**Aim of the exercise**. Each line that holds the word "name" counts once; report how many lines do so and nothing else.

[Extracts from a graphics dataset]
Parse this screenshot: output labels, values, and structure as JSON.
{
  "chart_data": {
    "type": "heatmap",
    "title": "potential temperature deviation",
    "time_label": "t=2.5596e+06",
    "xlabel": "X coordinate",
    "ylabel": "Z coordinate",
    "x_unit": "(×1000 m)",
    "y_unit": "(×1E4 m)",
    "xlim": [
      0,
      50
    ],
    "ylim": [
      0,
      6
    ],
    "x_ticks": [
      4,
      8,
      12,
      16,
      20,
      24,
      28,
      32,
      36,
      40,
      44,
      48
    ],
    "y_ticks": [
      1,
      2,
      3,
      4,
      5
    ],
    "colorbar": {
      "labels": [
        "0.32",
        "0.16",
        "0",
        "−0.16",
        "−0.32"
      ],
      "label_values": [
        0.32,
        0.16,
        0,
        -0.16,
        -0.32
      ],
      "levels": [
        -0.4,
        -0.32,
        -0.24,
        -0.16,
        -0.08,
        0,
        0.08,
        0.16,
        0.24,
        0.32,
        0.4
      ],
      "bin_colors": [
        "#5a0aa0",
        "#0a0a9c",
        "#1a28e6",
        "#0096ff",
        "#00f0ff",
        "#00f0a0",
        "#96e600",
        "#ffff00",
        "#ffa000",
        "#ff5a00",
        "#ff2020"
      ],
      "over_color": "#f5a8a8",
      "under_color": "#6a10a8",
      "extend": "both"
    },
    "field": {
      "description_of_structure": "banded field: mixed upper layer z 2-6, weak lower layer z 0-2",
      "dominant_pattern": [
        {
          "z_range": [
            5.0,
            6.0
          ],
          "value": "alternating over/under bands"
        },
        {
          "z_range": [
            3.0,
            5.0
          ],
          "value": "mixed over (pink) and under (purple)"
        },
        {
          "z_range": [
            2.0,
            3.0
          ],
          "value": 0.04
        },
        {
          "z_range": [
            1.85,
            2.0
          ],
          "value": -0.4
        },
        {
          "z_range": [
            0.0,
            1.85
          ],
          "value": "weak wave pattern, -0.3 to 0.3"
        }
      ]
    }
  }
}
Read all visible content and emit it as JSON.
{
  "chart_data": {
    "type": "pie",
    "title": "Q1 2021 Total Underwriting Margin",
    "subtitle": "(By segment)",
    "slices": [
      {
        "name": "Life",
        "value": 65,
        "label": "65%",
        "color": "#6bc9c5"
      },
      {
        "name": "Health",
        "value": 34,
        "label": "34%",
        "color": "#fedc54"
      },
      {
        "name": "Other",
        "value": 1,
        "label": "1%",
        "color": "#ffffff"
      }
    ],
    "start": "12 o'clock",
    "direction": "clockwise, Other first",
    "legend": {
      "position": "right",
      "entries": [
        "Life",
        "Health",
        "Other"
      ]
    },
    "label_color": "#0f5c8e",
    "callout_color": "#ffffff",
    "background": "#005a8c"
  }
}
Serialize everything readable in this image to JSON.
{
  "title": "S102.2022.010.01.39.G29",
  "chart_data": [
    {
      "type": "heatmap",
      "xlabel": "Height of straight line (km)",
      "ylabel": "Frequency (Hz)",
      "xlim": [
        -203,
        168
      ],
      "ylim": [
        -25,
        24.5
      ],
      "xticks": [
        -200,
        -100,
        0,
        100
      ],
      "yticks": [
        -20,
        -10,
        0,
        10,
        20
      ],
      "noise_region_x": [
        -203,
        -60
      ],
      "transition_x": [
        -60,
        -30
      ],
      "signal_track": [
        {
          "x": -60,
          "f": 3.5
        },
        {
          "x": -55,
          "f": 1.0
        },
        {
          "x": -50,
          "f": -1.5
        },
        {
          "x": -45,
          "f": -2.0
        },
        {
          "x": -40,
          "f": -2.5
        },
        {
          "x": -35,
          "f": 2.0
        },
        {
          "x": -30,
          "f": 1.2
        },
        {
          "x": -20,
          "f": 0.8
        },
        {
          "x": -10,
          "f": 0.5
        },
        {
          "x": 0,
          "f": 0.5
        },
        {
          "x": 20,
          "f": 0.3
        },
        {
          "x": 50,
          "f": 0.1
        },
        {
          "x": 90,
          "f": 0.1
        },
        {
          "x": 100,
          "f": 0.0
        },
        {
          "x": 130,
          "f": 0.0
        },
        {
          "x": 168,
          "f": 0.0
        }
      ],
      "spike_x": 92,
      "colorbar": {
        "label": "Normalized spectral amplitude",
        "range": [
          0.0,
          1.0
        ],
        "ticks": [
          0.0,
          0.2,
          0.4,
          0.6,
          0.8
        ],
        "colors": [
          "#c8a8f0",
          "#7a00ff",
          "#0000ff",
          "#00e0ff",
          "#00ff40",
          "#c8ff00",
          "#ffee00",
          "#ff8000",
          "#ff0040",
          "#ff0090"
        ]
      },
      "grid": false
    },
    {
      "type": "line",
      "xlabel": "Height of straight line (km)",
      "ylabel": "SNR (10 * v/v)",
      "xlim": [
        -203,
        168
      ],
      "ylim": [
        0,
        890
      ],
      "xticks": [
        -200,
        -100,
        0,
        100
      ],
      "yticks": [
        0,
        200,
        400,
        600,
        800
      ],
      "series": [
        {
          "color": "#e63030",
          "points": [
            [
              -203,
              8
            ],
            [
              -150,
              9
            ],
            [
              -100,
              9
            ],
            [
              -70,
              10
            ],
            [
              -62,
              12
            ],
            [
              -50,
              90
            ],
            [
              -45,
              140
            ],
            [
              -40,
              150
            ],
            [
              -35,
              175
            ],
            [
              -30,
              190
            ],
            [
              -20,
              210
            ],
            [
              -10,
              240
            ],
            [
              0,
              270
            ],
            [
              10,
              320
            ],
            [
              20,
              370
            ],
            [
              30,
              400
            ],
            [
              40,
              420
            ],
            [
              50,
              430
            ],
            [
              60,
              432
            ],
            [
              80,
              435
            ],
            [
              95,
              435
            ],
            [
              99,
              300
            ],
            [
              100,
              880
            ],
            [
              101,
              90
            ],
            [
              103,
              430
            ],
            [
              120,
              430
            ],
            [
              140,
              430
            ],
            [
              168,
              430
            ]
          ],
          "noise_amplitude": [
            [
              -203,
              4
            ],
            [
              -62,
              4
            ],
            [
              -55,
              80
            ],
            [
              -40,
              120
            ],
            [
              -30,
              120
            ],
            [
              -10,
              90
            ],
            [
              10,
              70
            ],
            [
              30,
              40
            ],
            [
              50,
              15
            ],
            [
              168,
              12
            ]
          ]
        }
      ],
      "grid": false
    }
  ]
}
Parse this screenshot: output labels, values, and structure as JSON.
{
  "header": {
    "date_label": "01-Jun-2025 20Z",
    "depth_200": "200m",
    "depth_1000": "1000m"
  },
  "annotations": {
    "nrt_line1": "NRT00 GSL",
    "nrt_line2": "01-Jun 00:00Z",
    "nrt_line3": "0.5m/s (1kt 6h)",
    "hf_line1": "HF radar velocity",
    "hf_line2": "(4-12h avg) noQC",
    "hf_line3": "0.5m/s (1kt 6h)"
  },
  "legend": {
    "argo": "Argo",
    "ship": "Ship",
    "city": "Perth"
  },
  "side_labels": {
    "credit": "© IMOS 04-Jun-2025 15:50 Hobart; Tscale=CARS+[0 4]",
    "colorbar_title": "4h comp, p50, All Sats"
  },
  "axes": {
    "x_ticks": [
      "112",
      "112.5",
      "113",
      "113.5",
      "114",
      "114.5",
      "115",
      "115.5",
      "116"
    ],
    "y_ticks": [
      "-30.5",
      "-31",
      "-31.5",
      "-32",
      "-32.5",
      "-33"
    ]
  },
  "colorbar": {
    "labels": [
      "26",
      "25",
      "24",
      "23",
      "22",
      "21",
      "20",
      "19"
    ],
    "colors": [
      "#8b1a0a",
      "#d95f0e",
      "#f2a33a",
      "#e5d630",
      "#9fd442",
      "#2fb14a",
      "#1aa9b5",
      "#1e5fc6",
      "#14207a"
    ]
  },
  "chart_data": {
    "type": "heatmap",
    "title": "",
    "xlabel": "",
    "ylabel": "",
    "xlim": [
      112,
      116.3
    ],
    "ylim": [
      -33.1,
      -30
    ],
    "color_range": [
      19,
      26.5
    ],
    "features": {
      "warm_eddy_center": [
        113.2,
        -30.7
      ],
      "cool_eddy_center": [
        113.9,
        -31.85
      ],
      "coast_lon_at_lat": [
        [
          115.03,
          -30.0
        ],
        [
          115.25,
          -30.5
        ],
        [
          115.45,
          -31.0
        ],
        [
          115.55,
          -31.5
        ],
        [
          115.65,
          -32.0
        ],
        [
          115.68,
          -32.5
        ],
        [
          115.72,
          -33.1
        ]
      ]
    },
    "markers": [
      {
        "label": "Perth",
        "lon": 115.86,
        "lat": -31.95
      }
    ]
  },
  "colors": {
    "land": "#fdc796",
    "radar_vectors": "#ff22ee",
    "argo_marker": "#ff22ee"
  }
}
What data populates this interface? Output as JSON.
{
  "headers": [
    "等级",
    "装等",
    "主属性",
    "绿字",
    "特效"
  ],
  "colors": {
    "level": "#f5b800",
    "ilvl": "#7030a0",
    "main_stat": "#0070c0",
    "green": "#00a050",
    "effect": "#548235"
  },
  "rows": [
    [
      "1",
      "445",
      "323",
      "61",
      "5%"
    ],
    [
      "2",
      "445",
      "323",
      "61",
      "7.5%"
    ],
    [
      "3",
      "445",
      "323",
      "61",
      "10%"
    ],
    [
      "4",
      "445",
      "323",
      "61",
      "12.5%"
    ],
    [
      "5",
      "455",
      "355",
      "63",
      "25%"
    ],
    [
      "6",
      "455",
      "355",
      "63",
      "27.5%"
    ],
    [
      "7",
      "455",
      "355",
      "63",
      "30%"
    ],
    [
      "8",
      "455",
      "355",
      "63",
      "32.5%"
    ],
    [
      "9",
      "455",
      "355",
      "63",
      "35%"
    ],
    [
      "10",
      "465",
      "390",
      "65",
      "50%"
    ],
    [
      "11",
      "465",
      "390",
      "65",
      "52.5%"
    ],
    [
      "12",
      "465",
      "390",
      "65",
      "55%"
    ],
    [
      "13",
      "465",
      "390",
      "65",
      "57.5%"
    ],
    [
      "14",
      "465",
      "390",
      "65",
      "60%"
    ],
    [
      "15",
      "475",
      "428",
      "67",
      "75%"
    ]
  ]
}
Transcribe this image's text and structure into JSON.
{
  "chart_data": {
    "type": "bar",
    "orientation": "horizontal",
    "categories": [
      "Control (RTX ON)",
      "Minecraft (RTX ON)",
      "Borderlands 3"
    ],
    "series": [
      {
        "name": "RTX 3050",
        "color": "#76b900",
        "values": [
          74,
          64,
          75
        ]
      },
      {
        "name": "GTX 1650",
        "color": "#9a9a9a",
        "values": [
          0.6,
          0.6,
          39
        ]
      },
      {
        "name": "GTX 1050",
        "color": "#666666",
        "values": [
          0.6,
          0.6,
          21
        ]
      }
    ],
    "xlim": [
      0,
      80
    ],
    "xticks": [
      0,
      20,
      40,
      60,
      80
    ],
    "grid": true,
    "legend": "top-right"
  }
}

**Solution to this problem**. 6